## Document section

I have a for of
loop where I need to exit if there are no resulting values. It occurs to me that I could use an early return
statement to handle this, or use a break
statement. To be clear, in this case, there is no additional code to execute WITHIN this block of code after the part I'm skipping, so I'm assuming either one would work here (break or return). Any functional or performance reason to use one over the other in this particular case?
OPTION 1: (break)
for (let diff of differences) {
if (!diff.path) break;
if (diff.path[0] !== "updatedAt") {
const docChange = new ChangedProp(doc, diff, lastEditedBy, "customer");
docChange.log();
}
}
OPTION 2: (return)
for (let diff of differences) {
if (!diff.path) return;
if (diff.path[0] !== "updatedAt") {
const docChange = new ChangedProp(doc, diff, lastEditedBy, "customer");
docChange.log();
}
}
Any functional or performance reason to use one over the other in this particular case?
No, if we assume that the for-of
loop is the last thing in the function containing it. There may be style arguments one way or the other, but no functional or performance reason.
Obviously, if there's code after the for-of
loop, using break
will result in that code getting run, and using return
will result in that code being skipped. That's a significant functional difference:
function a(array) {
for (const value of array) {
if (value % 2 == 0) {
break;
}
}
console.log("This line gets reached");
}
function b(array) {
for (const value of array) {
if (value % 2 == 0) {
return;
}
}
console.log("This line does NOT get reached");
}
const arr = [1, 2, 3];
a(arr);
b(arr);
In that example, the code in a
and b
are the same other than that a
uses break
and b
uses return
(and the text logged at the end is slightly different).
Without that console.log
after the loop, though, no functional difference.

## Data extract
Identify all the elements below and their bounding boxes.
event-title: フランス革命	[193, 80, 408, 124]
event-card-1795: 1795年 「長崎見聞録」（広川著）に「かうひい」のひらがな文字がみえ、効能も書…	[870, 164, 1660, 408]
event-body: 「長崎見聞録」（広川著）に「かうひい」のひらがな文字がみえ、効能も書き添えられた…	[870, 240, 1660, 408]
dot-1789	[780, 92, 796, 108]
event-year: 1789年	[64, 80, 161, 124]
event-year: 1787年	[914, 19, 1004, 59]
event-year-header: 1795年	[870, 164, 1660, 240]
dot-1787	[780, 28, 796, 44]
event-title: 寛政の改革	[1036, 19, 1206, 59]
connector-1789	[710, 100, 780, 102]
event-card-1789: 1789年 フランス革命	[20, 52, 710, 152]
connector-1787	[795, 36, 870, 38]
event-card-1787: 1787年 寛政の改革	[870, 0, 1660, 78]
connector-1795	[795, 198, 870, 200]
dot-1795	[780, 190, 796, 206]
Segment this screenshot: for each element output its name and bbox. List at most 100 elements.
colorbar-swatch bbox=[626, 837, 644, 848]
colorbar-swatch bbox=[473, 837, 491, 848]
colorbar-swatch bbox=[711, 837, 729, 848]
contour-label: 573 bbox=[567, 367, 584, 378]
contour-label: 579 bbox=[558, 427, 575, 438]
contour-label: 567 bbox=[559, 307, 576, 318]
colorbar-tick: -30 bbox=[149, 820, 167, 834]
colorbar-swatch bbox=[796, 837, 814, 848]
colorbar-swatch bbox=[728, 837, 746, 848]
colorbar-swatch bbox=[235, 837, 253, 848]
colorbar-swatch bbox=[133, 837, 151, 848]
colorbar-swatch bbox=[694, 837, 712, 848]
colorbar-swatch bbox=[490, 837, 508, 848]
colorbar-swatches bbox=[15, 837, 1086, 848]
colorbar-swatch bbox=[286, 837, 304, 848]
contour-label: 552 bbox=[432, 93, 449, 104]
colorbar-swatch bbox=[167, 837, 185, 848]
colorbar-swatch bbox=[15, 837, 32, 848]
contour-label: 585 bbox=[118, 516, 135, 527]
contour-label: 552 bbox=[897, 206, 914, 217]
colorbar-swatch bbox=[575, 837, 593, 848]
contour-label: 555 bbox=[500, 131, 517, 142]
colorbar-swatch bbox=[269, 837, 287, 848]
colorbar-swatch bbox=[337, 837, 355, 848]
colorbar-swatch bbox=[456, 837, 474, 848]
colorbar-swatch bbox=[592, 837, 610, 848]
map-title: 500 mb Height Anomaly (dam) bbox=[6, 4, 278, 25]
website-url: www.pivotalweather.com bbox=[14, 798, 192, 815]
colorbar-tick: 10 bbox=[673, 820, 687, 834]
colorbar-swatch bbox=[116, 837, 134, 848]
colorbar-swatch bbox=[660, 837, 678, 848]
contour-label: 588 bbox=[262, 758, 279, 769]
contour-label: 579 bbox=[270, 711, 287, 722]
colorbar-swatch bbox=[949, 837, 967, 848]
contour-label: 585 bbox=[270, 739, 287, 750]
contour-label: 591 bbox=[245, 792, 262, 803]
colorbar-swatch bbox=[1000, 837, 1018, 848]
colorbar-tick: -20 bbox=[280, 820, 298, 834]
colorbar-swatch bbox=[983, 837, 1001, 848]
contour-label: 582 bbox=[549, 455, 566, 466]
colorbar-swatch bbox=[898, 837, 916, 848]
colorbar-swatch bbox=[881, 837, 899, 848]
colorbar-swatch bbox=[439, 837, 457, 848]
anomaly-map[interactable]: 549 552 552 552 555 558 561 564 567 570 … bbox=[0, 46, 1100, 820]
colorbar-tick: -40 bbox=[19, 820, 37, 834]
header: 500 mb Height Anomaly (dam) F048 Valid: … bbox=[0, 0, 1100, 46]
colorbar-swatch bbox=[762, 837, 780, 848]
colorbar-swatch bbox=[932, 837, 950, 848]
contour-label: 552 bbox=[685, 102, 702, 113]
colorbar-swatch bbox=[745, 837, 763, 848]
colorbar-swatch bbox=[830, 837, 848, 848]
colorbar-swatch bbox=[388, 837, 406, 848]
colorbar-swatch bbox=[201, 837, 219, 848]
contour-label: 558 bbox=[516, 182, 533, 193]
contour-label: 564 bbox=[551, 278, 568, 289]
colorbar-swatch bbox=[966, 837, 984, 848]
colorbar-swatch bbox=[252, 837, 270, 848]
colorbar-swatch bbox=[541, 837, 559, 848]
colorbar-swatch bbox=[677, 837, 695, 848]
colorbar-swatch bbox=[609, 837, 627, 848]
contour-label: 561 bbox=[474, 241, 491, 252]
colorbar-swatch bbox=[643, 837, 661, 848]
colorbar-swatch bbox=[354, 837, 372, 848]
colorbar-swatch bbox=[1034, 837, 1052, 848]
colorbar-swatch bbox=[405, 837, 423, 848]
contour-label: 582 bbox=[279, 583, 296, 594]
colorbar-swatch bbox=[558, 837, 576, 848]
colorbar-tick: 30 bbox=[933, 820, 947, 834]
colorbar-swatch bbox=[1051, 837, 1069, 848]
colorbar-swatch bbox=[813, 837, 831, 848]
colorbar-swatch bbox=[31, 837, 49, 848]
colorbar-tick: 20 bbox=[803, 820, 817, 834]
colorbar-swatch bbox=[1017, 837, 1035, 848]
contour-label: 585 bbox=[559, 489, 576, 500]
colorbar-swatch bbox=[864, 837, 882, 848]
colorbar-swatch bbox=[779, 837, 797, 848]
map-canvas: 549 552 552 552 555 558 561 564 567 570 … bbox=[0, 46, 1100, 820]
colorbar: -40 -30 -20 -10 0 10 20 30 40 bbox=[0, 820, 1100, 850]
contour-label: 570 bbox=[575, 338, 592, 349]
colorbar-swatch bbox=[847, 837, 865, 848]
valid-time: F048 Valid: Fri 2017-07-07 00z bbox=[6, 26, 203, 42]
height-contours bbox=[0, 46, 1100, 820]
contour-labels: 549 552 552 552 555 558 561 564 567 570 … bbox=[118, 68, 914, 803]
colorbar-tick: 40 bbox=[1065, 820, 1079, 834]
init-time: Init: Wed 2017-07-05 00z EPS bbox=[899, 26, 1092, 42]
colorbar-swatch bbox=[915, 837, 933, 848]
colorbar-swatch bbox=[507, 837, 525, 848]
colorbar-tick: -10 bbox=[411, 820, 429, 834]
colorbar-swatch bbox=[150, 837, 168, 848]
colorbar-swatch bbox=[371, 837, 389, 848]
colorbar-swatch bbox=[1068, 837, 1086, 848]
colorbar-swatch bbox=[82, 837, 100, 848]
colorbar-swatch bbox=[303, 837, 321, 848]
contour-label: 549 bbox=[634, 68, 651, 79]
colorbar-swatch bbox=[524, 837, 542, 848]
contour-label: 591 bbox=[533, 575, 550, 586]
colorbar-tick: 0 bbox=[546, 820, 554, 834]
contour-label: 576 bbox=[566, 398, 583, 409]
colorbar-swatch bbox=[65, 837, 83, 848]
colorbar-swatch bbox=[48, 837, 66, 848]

## Brief 1
Using the break-versus-return text, decide whether each statement agrees with it. Answer yes or no for each and quote the deciding words.
(a) The answer gives a performance reason to prefer return over break when the loop is the last thing in the function.
(b) The asker says there is more code to run within the block after the part being skipped.
(c) In the example, the array passed to both functions holds the values 1, 2 and 3.
## Brief 2
In the break-versus-return text, what does the answer assume about the for-of loop when it says there is no functional or performance reason to choose one over the other?
## Brief 3
Duplicate the part of the break-versus-return text from "I have a for" to "OPTION 1: (break)".

## Response 1
(a) No: "There may be style arguments one way or the other, but no functional or performance reason."
(b) No: "there is no additional code to execute WITHIN this block of code after the part I'm skipping"
(c) Yes: "const arr = [1, 2, 3];"

## Response 2
It assumes the for-of loop is the last thing in the function containing it.

## Response 3
I have a for of
loop where I need to exit if there are no resulting values. It occurs to me that I could use an early return
statement to handle this, or use a break
statement. To be clear, in this case, there is no additional code to execute WITHIN this block of code after the part I'm skipping, so I'm assuming either one would work here (break or return). Any functional or performance reason to use one over the other in this particular case?
OPTION 1: (break)